• **Work instructions**
Find each line containing the string "Growth". Copy it.

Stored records
↓↓↓
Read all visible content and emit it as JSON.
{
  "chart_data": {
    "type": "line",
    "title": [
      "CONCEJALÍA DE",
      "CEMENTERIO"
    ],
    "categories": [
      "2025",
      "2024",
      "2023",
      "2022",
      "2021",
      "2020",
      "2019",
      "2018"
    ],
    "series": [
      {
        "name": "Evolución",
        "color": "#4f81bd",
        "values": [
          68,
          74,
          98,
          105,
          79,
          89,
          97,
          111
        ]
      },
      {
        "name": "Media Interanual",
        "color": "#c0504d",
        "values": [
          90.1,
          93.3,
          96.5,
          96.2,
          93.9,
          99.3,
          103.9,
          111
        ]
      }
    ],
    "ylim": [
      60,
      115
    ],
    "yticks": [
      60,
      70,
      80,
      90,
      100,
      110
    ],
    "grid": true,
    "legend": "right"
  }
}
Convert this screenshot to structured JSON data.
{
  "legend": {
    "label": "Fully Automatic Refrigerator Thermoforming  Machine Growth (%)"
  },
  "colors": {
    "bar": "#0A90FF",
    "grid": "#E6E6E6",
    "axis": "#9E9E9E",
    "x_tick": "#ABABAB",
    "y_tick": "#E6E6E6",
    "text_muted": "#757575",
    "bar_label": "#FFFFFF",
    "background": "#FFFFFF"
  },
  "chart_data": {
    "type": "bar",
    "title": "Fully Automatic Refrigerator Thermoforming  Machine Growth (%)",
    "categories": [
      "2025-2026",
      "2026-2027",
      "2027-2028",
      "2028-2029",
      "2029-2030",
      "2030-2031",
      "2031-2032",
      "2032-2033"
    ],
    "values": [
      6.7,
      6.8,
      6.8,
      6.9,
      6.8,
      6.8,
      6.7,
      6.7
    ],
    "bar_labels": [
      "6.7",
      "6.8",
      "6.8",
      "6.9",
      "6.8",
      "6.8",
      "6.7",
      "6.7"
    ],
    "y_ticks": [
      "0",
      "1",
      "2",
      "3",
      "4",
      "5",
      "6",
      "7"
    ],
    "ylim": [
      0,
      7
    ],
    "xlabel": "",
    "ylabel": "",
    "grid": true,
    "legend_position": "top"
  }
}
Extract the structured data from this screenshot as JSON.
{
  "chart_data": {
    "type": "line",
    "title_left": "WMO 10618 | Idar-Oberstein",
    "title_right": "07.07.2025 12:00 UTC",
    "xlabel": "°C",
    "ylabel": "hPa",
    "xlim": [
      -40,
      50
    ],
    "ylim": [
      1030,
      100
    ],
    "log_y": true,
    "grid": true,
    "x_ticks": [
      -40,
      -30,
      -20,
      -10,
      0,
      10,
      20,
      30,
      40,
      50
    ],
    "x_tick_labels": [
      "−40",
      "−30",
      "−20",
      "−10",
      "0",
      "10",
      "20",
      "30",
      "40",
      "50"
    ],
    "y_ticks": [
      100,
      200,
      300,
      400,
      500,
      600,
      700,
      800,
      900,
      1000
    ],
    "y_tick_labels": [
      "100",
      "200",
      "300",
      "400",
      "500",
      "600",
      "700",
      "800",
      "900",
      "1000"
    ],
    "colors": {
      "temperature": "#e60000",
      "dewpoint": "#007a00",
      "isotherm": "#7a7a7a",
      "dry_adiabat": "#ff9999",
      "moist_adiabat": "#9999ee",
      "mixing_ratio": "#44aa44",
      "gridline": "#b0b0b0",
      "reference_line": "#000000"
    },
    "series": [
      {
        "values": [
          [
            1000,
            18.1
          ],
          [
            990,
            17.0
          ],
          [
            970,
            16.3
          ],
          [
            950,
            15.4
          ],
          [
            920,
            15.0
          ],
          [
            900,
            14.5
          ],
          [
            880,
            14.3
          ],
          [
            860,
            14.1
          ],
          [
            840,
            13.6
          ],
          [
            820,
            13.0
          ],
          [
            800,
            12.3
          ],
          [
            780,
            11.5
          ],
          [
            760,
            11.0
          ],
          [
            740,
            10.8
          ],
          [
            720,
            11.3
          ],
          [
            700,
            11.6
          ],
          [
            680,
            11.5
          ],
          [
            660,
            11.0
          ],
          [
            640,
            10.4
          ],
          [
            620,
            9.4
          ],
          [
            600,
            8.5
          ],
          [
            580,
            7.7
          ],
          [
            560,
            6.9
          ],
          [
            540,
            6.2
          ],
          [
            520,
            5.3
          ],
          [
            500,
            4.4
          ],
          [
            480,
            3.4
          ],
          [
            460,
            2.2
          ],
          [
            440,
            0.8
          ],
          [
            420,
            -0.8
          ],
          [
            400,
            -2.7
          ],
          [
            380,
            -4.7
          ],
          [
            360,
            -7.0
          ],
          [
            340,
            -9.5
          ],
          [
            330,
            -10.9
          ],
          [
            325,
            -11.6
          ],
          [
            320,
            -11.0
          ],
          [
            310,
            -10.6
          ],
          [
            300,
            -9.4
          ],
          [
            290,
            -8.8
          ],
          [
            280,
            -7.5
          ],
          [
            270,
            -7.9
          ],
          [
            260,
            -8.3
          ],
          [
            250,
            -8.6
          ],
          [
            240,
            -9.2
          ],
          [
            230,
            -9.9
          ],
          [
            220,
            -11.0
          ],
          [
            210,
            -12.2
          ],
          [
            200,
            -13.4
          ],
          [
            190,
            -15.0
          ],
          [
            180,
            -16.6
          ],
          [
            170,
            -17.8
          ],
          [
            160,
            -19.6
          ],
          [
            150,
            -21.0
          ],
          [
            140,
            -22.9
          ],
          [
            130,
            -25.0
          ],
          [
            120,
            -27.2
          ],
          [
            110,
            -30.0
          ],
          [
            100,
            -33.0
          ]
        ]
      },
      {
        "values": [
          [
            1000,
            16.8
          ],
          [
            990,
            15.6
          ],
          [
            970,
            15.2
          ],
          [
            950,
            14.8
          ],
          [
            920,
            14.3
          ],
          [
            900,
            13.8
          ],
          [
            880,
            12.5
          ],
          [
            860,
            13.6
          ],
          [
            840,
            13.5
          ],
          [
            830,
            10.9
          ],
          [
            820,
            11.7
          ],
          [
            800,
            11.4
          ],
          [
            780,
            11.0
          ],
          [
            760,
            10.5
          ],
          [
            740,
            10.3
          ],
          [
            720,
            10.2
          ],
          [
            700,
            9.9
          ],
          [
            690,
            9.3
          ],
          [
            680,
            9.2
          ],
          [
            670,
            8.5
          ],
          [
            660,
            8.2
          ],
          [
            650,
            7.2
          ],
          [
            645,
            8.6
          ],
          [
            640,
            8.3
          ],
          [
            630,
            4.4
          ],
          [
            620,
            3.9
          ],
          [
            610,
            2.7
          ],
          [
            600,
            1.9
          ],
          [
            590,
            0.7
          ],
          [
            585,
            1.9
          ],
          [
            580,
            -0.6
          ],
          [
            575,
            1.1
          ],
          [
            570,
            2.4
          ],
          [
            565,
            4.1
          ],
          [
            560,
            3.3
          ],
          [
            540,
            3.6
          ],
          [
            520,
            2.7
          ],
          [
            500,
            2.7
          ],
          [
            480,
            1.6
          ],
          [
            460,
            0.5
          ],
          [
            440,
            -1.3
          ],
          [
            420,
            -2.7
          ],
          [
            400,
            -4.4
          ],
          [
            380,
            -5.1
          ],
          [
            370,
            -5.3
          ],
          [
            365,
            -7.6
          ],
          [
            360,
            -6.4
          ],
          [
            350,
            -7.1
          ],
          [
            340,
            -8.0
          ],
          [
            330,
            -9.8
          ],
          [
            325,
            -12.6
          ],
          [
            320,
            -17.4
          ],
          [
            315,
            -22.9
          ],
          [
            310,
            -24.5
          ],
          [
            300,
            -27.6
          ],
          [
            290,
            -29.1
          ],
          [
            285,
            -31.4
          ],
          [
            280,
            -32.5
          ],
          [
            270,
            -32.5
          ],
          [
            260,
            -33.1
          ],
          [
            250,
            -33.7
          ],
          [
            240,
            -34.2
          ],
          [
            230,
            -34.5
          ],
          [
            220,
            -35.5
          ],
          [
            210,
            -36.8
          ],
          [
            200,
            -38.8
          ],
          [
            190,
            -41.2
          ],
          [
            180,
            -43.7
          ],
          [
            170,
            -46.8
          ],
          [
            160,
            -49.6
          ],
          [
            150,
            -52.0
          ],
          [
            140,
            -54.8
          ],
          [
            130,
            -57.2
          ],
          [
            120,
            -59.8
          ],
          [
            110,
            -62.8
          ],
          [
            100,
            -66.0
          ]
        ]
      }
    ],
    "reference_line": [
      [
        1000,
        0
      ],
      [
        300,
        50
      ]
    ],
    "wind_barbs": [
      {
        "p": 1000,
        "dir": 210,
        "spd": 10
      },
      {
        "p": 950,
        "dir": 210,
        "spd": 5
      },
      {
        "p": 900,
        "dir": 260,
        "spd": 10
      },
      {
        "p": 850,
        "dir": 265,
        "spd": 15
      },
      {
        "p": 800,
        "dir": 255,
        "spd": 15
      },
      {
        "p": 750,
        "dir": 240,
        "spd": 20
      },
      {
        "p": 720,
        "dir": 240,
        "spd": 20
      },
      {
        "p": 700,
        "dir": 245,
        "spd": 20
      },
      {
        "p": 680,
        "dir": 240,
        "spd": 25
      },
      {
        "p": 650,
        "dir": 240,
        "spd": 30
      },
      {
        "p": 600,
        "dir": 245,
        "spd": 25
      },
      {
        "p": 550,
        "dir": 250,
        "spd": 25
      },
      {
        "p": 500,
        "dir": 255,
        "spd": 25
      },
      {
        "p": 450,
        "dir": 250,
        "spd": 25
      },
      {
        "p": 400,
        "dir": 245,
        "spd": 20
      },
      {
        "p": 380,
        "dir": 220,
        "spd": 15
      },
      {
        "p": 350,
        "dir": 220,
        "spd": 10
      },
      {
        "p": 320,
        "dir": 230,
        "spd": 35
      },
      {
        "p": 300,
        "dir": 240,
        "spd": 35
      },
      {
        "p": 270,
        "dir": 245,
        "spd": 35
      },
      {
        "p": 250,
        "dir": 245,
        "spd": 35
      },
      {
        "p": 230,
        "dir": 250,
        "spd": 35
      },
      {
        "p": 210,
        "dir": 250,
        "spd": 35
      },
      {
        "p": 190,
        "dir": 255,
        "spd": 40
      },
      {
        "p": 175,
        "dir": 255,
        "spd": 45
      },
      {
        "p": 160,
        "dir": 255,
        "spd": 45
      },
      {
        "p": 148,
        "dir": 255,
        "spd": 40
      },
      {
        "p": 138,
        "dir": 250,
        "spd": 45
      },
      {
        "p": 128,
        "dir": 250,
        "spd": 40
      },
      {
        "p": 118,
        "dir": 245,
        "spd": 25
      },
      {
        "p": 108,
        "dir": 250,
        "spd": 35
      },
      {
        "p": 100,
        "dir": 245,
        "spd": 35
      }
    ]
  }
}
↑↑↑
• **The output**
    "label": "Fully Automatic Refrigerator Thermoforming  Machine Growth (%)"
    "title": "Fully Automatic Refrigerator Thermoforming  Machine Growth (%)",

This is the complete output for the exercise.